[Stored items]

»»

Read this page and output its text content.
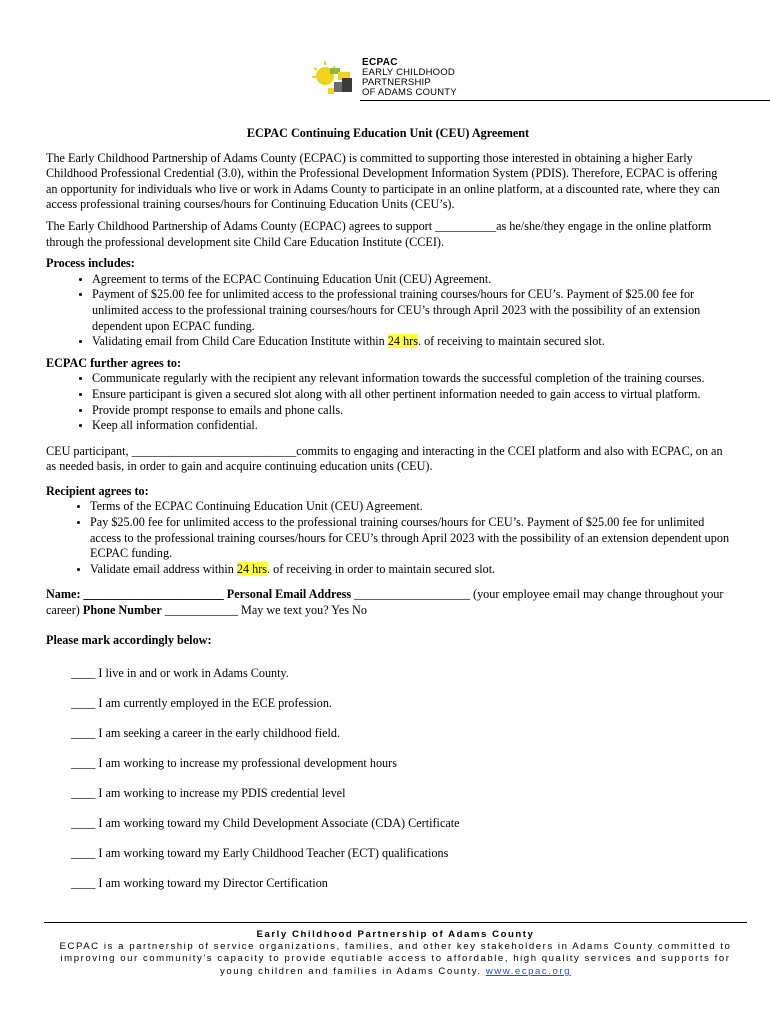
ECPAC
EARLY CHILDHOOD
PARTNERSHIP
OF ADAMS COUNTY
ECPAC Continuing Education Unit (CEU) Agreement

The Early Childhood Partnership of Adams County (ECPAC) is committed to supporting those interested in obtaining a higher Early Childhood Professional Credential (3.0), within the Professional Development Information System (PDIS). Therefore, ECPAC is offering an opportunity for individuals who live or work in Adams County to participate in an online platform, at a discounted rate, where they can access professional training courses/hours for Continuing Education Units (CEU’s).

The Early Childhood Partnership of Adams County (ECPAC) agrees to support __________as he/she/they engage in the online platform through the professional development site Child Care Education Institute (CCEI).

Process includes:
• Agreement to terms of the ECPAC Continuing Education Unit (CEU) Agreement.
• Payment of $25.00 fee for unlimited access to the professional training courses/hours for CEU’s. Payment of $25.00 fee for unlimited access to the professional training courses/hours for CEU’s through April 2023 with the possibility of an extension dependent upon ECPAC funding.
• Validating email from Child Care Education Institute within 24 hrs. of receiving to maintain secured slot.
ECPAC further agrees to:
• Communicate regularly with the recipient any relevant information towards the successful completion of the training courses.
• Ensure participant is given a secured slot along with all other pertinent information needed to gain access to virtual platform.
• Provide prompt response to emails and phone calls.
• Keep all information confidential.

CEU participant, ___________________________commits to engaging and interacting in the CCEI platform and also with ECPAC, on an as needed basis, in order to gain and acquire continuing education units (CEU).

Recipient agrees to:
• Terms of the ECPAC Continuing Education Unit (CEU) Agreement.
• Pay $25.00 fee for unlimited access to the professional training courses/hours for CEU’s. Payment of $25.00 fee for unlimited access to the professional training courses/hours for CEU’s through April 2023 with the possibility of an extension dependent upon ECPAC funding.
• Validate email address within 24 hrs. of receiving in order to maintain secured slot.

Name: _______________________ Personal Email Address ___________________ (your employee email may change throughout your career) Phone Number ____________ May we text you? Yes No

Please mark accordingly below:
____ I live in and or work in Adams County.
____ I am currently employed in the ECE profession.
____ I am seeking a career in the early childhood field.
____ I am working to increase my professional development hours
____ I am working to increase my PDIS credential level
____ I am working toward my Child Development Associate (CDA) Certificate
____ I am working toward my Early Childhood Teacher (ECT) qualifications
____ I am working toward my Director Certification
Early Childhood Partnership of Adams County
ECPAC is a partnership of service organizations, families, and other key stakeholders in Adams County committed to improving our community’s capacity to provide equtiable access to affordable, high quality services and supports for young children and families in Adams County. www.ecpac.org
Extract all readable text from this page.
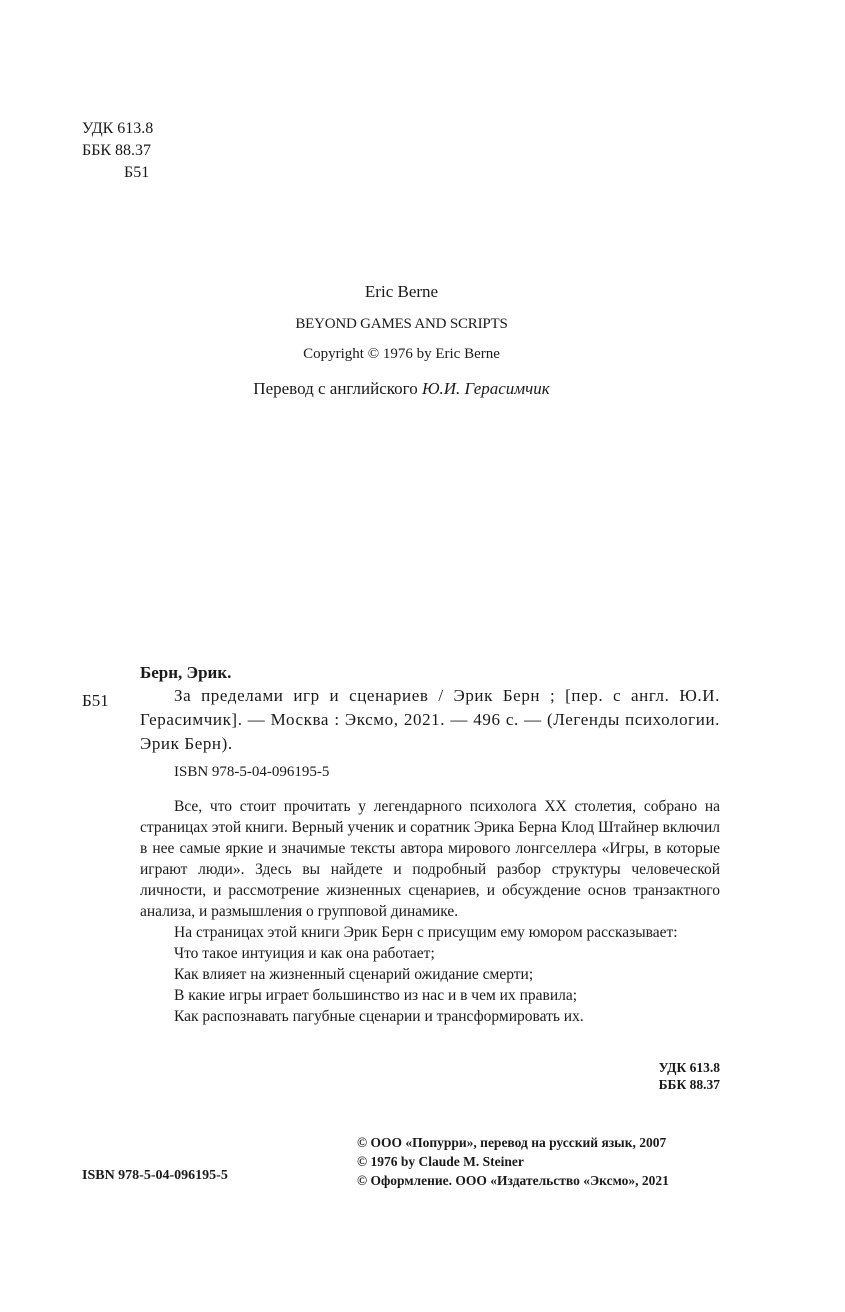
УДК 613.8
ББК 88.37
Б51
Eric Berne
BEYOND GAMES AND SCRIPTS
Copyright © 1976 by Eric Berne
Перевод с английского Ю.И. Герасимчик
Берн, Эрик.
Б51	За пределами игр и сценариев / Эрик Берн ; [пер. с англ. Ю.И. Герасимчик]. — Москва : Эксмо, 2021. — 496 с. — (Легенды психологии. Эрик Берн).
ISBN 978-5-04-096195-5

Все, что стоит прочитать у легендарного психолога ХХ столетия, собрано на страницах этой книги. Верный ученик и соратник Эрика Берна Клод Штайнер включил в нее самые яркие и значимые тексты автора мирового лонгселлера «Игры, в которые играют люди». Здесь вы найдете и подробный разбор структуры человеческой личности, и рассмотрение жизненных сценариев, и обсуждение основ транзактного анализа, и размышления о групповой динамике.

На страницах этой книги Эрик Берн с присущим ему юмором рассказывает:

Что такое интуиция и как она работает;

Как влияет на жизненный сценарий ожидание смерти;

В какие игры играет большинство из нас и в чем их правила;

Как распознавать пагубные сценарии и трансформировать их.

УДК 613.8
ББК 88.37
© ООО «Попурри», перевод на русский язык, 2007
© 1976 by Claude M. Steiner
© Оформление. ООО «Издательство «Эксмо», 2021
ISBN 978-5-04-096195-5
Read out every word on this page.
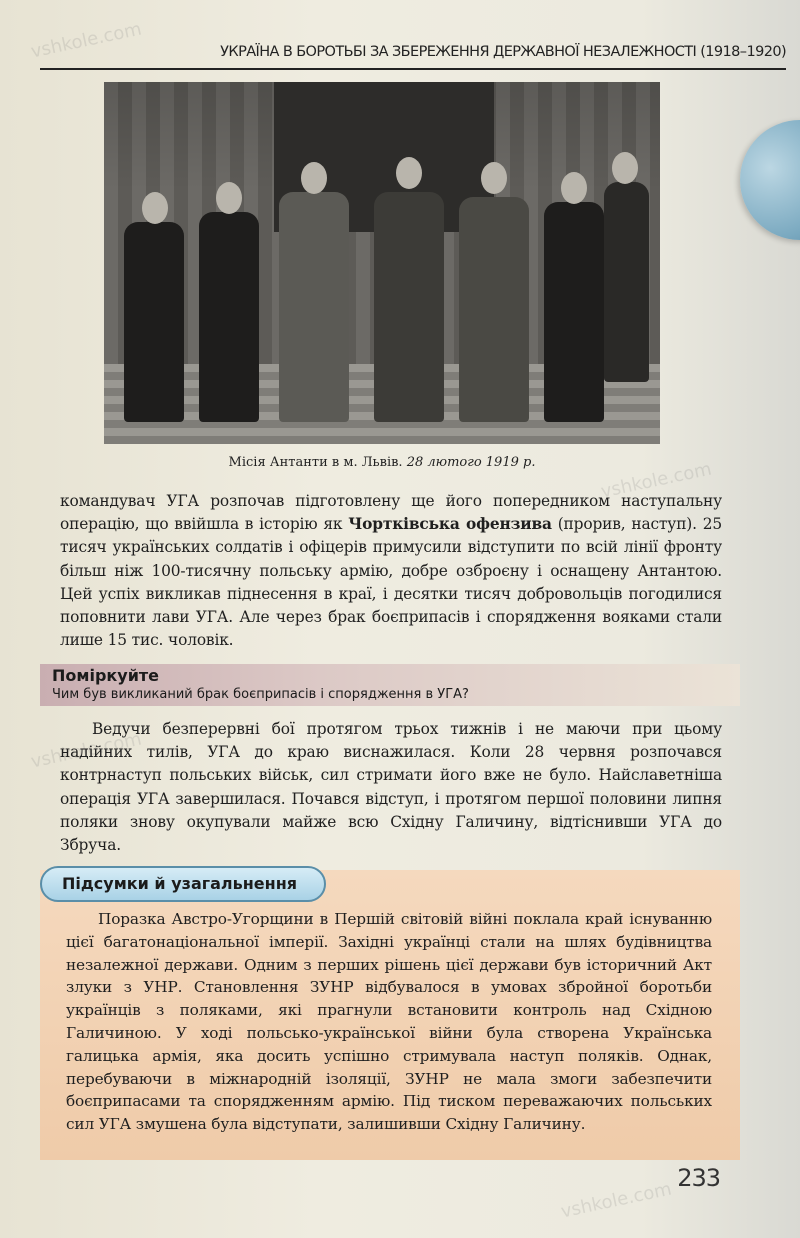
УКРАЇНА В БОРОТЬБІ ЗА ЗБЕРЕЖЕННЯ ДЕРЖАВНОЇ НЕЗАЛЕЖНОСТІ (1918–1920)
Місія Антанти в м. Львів. 28 лютого 1919 р.

командувач УГА розпочав підготовлену ще його попередником наступальну операцію, що ввійшла в історію як Чортківська офензива (прорив, наступ). 25 тисяч українських солдатів і офіцерів примусили відступити по всій лінії фронту більш ніж 100-тисячну польську армію, добре озброєну і оснащену Антантою. Цей успіх викликав піднесення в краї, і десятки тисяч добровольців погодилися поповнити лави УГА. Але через брак боєприпасів і спорядження вояками стали лише 15 тис. чоловік.

Поміркуйте
Чим був викликаний брак боєприпасів і спорядження в УГА?

Ведучи безперервні бої протягом трьох тижнів і не маючи при цьому надійних тилів, УГА до краю виснажилася. Коли 28 червня розпочався контрнаступ польських військ, сил стримати його вже не було. Найславетніша операція УГА завершилася. Почався відступ, і протягом першої половини липня поляки знову окупували майже всю Східну Галичину, відтіснивши УГА до Збруча.

Підсумки й узагальнення

Поразка Австро-Угорщини в Першій світовій війні поклала край існуванню цієї багатонаціональної імперії. Західні українці стали на шлях будівництва незалежної держави. Одним з перших рішень цієї держави був історичний Акт злуки з УНР. Становлення ЗУНР відбувалося в умовах збройної боротьби українців з поляками, які прагнули встановити контроль над Східною Галичиною. У ході польсько-української війни була створена Українська галицька армія, яка досить успішно стримувала наступ поляків. Однак, перебуваючи в міжнародній ізоляції, ЗУНР не мала змоги забезпечити боєприпасами та спорядженням армію. Під тиском переважаючих польських сил УГА змушена була відступати, залишивши Східну Галичину.

233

««

## Exercise:
Omit the pictures and give the material again, exactly and in full.

## Solution:
Read this page and output its text content.
ECPAC
EARLY CHILDHOOD
PARTNERSHIP
OF ADAMS COUNTY
ECPAC Continuing Education Unit (CEU) Agreement

The Early Childhood Partnership of Adams County (ECPAC) is committed to supporting those interested in obtaining a higher Early Childhood Professional Credential (3.0), within the Professional Development Information System (PDIS). Therefore, ECPAC is offering an opportunity for individuals who live or work in Adams County to participate in an online platform, at a discounted rate, where they can access professional training courses/hours for Continuing Education Units (CEU’s).

The Early Childhood Partnership of Adams County (ECPAC) agrees to support __________as he/she/they engage in the online platform through the professional development site Child Care Education Institute (CCEI).

Process includes:
• Agreement to terms of the ECPAC Continuing Education Unit (CEU) Agreement.
• Payment of $25.00 fee for unlimited access to the professional training courses/hours for CEU’s. Payment of $25.00 fee for unlimited access to the professional training courses/hours for CEU’s through April 2023 with the possibility of an extension dependent upon ECPAC funding.
• Validating email from Child Care Education Institute within 24 hrs. of receiving to maintain secured slot.
ECPAC further agrees to:
• Communicate regularly with the recipient any relevant information towards the successful completion of the training courses.
• Ensure participant is given a secured slot along with all other pertinent information needed to gain access to virtual platform.
• Provide prompt response to emails and phone calls.
• Keep all information confidential.

CEU participant, ___________________________commits to engaging and interacting in the CCEI platform and also with ECPAC, on an as needed basis, in order to gain and acquire continuing education units (CEU).

Recipient agrees to:
• Terms of the ECPAC Continuing Education Unit (CEU) Agreement.
• Pay $25.00 fee for unlimited access to the professional training courses/hours for CEU’s. Payment of $25.00 fee for unlimited access to the professional training courses/hours for CEU’s through April 2023 with the possibility of an extension dependent upon ECPAC funding.
• Validate email address within 24 hrs. of receiving in order to maintain secured slot.

Name: _______________________ Personal Email Address ___________________ (your employee email may change throughout your career) Phone Number ____________ May we text you? Yes No

Please mark accordingly below:
____ I live in and or work in Adams County.
____ I am currently employed in the ECE profession.
____ I am seeking a career in the early childhood field.
____ I am working to increase my professional development hours
____ I am working to increase my PDIS credential level
____ I am working toward my Child Development Associate (CDA) Certificate
____ I am working toward my Early Childhood Teacher (ECT) qualifications
____ I am working toward my Director Certification
Early Childhood Partnership of Adams County
ECPAC is a partnership of service organizations, families, and other key stakeholders in Adams County committed to improving our community’s capacity to provide equtiable access to affordable, high quality services and supports for young children and families in Adams County. www.ecpac.org
Extract all readable text from this page.
УДК 613.8
ББК 88.37
Б51
Eric Berne
BEYOND GAMES AND SCRIPTS
Copyright © 1976 by Eric Berne
Перевод с английского Ю.И. Герасимчик
Берн, Эрик.
Б51	За пределами игр и сценариев / Эрик Берн ; [пер. с англ. Ю.И. Герасимчик]. — Москва : Эксмо, 2021. — 496 с. — (Легенды психологии. Эрик Берн).
ISBN 978-5-04-096195-5

Все, что стоит прочитать у легендарного психолога ХХ столетия, собрано на страницах этой книги. Верный ученик и соратник Эрика Берна Клод Штайнер включил в нее самые яркие и значимые тексты автора мирового лонгселлера «Игры, в которые играют люди». Здесь вы найдете и подробный разбор структуры человеческой личности, и рассмотрение жизненных сценариев, и обсуждение основ транзактного анализа, и размышления о групповой динамике.

На страницах этой книги Эрик Берн с присущим ему юмором рассказывает:

Что такое интуиция и как она работает;

Как влияет на жизненный сценарий ожидание смерти;

В какие игры играет большинство из нас и в чем их правила;

Как распознавать пагубные сценарии и трансформировать их.

УДК 613.8
ББК 88.37
© ООО «Попурри», перевод на русский язык, 2007
© 1976 by Claude M. Steiner
© Оформление. ООО «Издательство «Эксмо», 2021
ISBN 978-5-04-096195-5
Read out every word on this page.
УКРАЇНА В БОРОТЬБІ ЗА ЗБЕРЕЖЕННЯ ДЕРЖАВНОЇ НЕЗАЛЕЖНОСТІ (1918–1920)
Місія Антанти в м. Львів. 28 лютого 1919 р.

командувач УГА розпочав підготовлену ще його попередником наступальну операцію, що ввійшла в історію як Чортківська офензива (прорив, наступ). 25 тисяч українських солдатів і офіцерів примусили відступити по всій лінії фронту більш ніж 100-тисячну польську армію, добре озброєну і оснащену Антантою. Цей успіх викликав піднесення в краї, і десятки тисяч добровольців погодилися поповнити лави УГА. Але через брак боєприпасів і спорядження вояками стали лише 15 тис. чоловік.

Поміркуйте
Чим був викликаний брак боєприпасів і спорядження в УГА?

Ведучи безперервні бої протягом трьох тижнів і не маючи при цьому надійних тилів, УГА до краю виснажилася. Коли 28 червня розпочався контрнаступ польських військ, сил стримати його вже не було. Найславетніша операція УГА завершилася. Почався відступ, і протягом першої половини липня поляки знову окупували майже всю Східну Галичину, відтіснивши УГА до Збруча.

Підсумки й узагальнення

Поразка Австро-Угорщини в Першій світовій війні поклала край існуванню цієї багатонаціональної імперії. Західні українці стали на шлях будівництва незалежної держави. Одним з перших рішень цієї держави був історичний Акт злуки з УНР. Становлення ЗУНР відбувалося в умовах збройної боротьби українців з поляками, які прагнули встановити контроль над Східною Галичиною. У ході польсько-української війни була створена Українська галицька армія, яка досить успішно стримувала наступ поляків. Однак, перебуваючи в міжнародній ізоляції, ЗУНР не мала змоги забезпечити боєприпасами та спорядженням армію. Під тиском переважаючих польських сил УГА змушена була відступати, залишивши Східну Галичину.

233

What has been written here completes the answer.